Written problem
Continue the review of Fumi Yoshinaga's Ooku: The Inner Chambers from the point where it stops.

Quoted text
= = = = =
Volume One of Fumi Yoshinaga’s Ooku: The Inner Chambers posed a question of both its world and ours. That question was why there is such a thing as gender inequality when gender inequality is so manifestly absurd. Yoshinaga asks this question by having her characters delve into the past of a fictional Edo-period Japan in which the male population has been reduced by 75%. The characters look to their history in search of an explanation for their society’s irrational reluctance to abandon the myth of masculine superiority despite the fact that men no longer hold any positions of power. Why do these Edo-period Japanese still pay homage to the male ego? By revealing the process through which old values persist in the face of radical social transformation, Yoshinaga sheds some light in our own continued fondness for stereotypes and myths of sexual difference.
Volume Two of Ooku: The Inner Chambers began the process of answering this question by showing us how the court of the Shogun struggled to reconcile itself with the reality that a young woman now ruled Japan. Following the relationship between the beautiful former priest Arikoto and the troubled young Shogun who is slowly being driven mad by the fact that her position refuses to allow her to be a woman. In the second volume, Yoshinaga sets up a tension between politicians as thinking and feeling individuals and politicians as channels for social and institutional change. This tension results in the paradoxical situation that the Shogun must be a woman and yet can only be a man. As a former priest with values totally different to those of the traditionally militaristic ruling class, Arikoto tries to resolve this paradox by helping the Shogun to come to terms with her position by balancing her needs as a woman with the needs of the government to both maintain legitimacy and reflect the changing nature of the outside world.
Volume Three of Ooku: The Inner Chambers deepens this analysis by focussing its gaze upon the changes taking place in Japanese society outside of the Ooku and on the impediments to change that exist within the Ooku itself.
5. The Story of Reverend Kasuga
In Ooku’s second volume, Reverend Kasuga is presented as a remnant of the previous administration. Wet nurse to the last male Shogun, she is the person who placed his illegitimate daughter on the throne and contrived to keep secret to true gender of the new Shogun. In the third volume, Yoshinaga provides us with some psychological context for this astonishing act of will on the part of a woman who moved smoothly from household servant to kingmaker without an instant’s hesitation.
= = = = =
Raw data

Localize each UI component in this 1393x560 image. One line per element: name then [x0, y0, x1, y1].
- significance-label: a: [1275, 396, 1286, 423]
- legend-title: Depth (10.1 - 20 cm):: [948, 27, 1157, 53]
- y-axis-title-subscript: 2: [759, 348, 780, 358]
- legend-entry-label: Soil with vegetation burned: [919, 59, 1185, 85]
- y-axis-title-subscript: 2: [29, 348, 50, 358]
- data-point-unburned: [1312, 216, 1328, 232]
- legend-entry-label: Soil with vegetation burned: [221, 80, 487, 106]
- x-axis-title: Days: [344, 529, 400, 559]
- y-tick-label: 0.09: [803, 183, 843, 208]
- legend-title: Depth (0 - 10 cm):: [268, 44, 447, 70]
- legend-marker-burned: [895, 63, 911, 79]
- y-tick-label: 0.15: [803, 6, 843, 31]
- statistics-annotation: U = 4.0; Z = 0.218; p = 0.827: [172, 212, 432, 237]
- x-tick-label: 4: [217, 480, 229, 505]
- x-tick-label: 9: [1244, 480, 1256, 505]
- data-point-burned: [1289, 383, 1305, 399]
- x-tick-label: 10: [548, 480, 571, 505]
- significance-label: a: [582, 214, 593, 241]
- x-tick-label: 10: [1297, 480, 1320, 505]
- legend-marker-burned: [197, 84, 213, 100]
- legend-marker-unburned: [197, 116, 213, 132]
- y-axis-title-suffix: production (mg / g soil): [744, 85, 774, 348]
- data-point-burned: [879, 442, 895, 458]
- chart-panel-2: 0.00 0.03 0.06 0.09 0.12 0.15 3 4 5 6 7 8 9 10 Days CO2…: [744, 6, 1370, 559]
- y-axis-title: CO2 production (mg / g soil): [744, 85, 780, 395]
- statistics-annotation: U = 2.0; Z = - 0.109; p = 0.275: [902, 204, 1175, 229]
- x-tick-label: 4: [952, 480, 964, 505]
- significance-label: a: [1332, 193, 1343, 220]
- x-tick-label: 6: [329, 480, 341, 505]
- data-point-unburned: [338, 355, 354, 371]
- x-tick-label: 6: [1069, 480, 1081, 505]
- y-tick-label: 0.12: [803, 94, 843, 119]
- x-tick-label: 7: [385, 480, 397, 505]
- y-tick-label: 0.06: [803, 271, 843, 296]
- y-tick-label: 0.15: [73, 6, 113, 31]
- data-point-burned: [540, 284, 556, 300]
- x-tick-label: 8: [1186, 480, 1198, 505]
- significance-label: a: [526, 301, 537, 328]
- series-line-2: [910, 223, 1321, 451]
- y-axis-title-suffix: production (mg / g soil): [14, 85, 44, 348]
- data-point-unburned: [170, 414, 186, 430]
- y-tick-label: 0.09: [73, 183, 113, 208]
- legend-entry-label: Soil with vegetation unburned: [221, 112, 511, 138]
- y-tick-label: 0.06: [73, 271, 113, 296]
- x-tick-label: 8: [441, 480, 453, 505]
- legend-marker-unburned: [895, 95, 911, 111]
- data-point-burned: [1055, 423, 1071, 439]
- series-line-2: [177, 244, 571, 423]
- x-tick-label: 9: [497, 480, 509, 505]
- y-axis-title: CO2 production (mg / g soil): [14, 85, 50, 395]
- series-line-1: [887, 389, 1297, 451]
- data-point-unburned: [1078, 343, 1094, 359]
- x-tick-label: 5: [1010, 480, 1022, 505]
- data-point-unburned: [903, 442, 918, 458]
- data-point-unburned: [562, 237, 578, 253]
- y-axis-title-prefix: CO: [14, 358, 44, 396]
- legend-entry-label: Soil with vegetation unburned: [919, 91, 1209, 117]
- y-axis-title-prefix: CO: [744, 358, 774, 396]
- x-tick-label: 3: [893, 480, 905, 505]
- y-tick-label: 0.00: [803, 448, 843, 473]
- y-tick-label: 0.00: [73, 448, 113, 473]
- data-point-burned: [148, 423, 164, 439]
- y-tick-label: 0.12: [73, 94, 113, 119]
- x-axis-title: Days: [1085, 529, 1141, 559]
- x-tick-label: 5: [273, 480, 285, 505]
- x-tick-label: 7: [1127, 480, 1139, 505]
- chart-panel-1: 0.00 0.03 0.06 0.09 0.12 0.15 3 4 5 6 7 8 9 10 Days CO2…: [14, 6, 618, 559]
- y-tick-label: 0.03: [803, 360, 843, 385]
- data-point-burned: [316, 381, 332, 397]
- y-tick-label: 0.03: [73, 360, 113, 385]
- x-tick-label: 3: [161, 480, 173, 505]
= = = = =
Result of this task
Kasuga, we are told, was the wife of a samurai who picked the wrong side in a local squabble. Cast into exile for his bad advice, the Samurai suddenly finds himself without purpose. This existential crisis leads him to lose interest in running his household resulting in chaos as his mistress takes it upon herself to start beating his children and demeaning his wife. After murdering the mistress, Kasuga flees and takes up the position of wet nurse in another man’s household. Literally scarred for life by her impressions of what can happen when a household lacks strong leadership, the young Kasuga sets about building herself and her charge a powerbase. When her charge becomes the heir to the Shogunate, Kasuga encourages the children of prominent noblemen to become his friends. Loyal to the Shogun and loyal to her, these children grow up to become the council of the six, a ruling body that sits beneath the Shogun and implements his decisions.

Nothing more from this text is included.